Begin

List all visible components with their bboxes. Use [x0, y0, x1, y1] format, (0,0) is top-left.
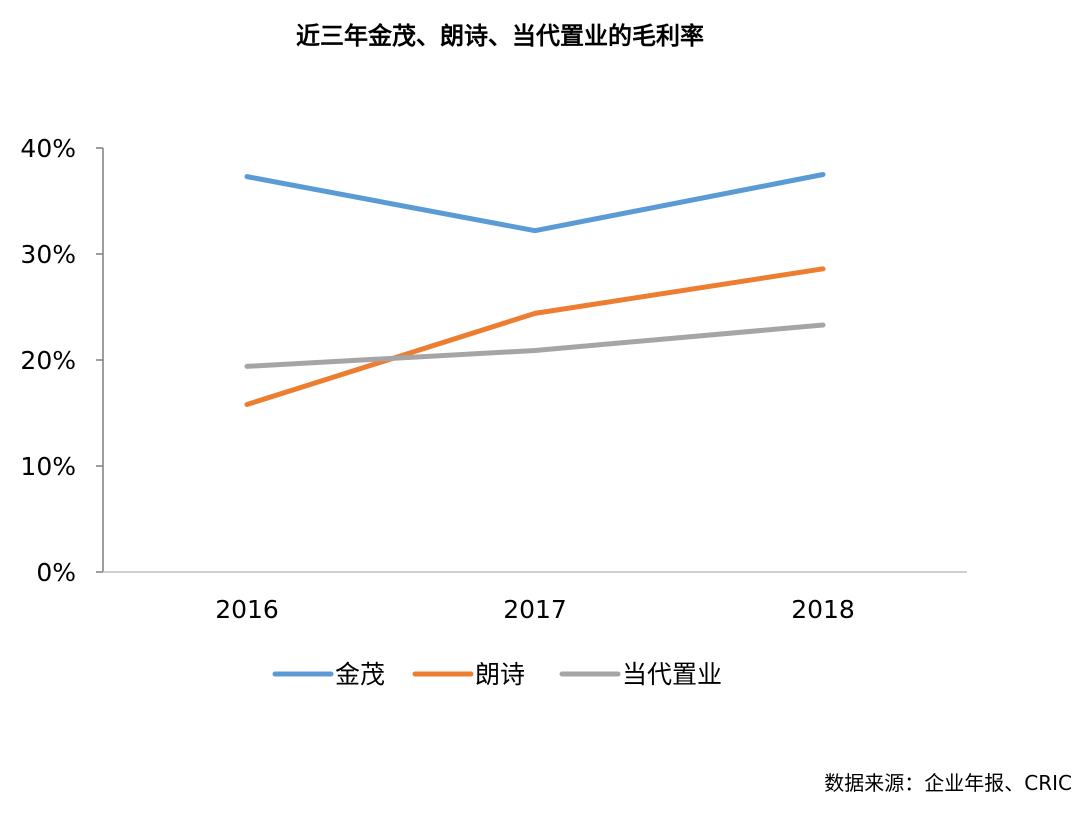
- series-lines: [244, 172, 826, 408]
- source-note: 数据来源：企业年报、CRIC: [824, 771, 1072, 795]
- y-tick-label: 20%: [20, 346, 76, 375]
- legend: 金茂 朗诗 当代置业: [272, 660, 722, 689]
- y-tick-label: 10%: [20, 452, 76, 481]
- x-tick-label: 2017: [503, 595, 567, 624]
- legend-label: 朗诗: [475, 660, 525, 689]
- y-tick-label: 0%: [36, 558, 76, 587]
- series-line-金茂: [244, 172, 826, 234]
- axes: 0% 10% 20% 30% 40% 2016 2017 2018: [20, 134, 967, 624]
- chart-title: 近三年金茂、朗诗、当代置业的毛利率: [296, 22, 704, 50]
- series-line-当代置业: [244, 322, 826, 369]
- series-line-朗诗: [244, 266, 826, 408]
- x-tick-label: 2016: [215, 595, 279, 624]
- legend-label: 当代置业: [622, 660, 722, 689]
- y-tick-label: 30%: [20, 240, 76, 269]
- legend-label: 金茂: [335, 660, 385, 689]
- y-tick-label: 40%: [20, 134, 76, 163]
- x-tick-label: 2018: [791, 595, 855, 624]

End

▶ [Requirement]: Format each line of the records above as one string in a JSON list, skipping blank lines and leaving out the pictures.

▶ [Solution to this task]:
[
  "List all visible components with their bboxes. Use [x0, y0, x1, y1] format, (0,0) is top-left.",
  "- series-lines: [244, 172, 826, 408]",
  "- source-note: 数据来源：企业年报、CRIC: [824, 771, 1072, 795]",
  "- y-tick-label: 20%: [20, 346, 76, 375]",
  "- legend: 金茂 朗诗 当代置业: [272, 660, 722, 689]",
  "- y-tick-label: 10%: [20, 452, 76, 481]",
  "- x-tick-label: 2017: [503, 595, 567, 624]",
  "- legend-label: 朗诗: [475, 660, 525, 689]",
  "- y-tick-label: 0%: [36, 558, 76, 587]",
  "- series-line-金茂: [244, 172, 826, 234]",
  "- axes: 0% 10% 20% 30% 40% 2016 2017 2018: [20, 134, 967, 624]",
  "- chart-title: 近三年金茂、朗诗、当代置业的毛利率: [296, 22, 704, 50]",
  "- series-line-当代置业: [244, 322, 826, 369]",
  "- series-line-朗诗: [244, 266, 826, 408]",
  "- x-tick-label: 2016: [215, 595, 279, 624]",
  "- legend-label: 当代置业: [622, 660, 722, 689]",
  "- y-tick-label: 30%: [20, 240, 76, 269]",
  "- legend-label: 金茂: [335, 660, 385, 689]",
  "- y-tick-label: 40%: [20, 134, 76, 163]",
  "- x-tick-label: 2018: [791, 595, 855, 624]"
]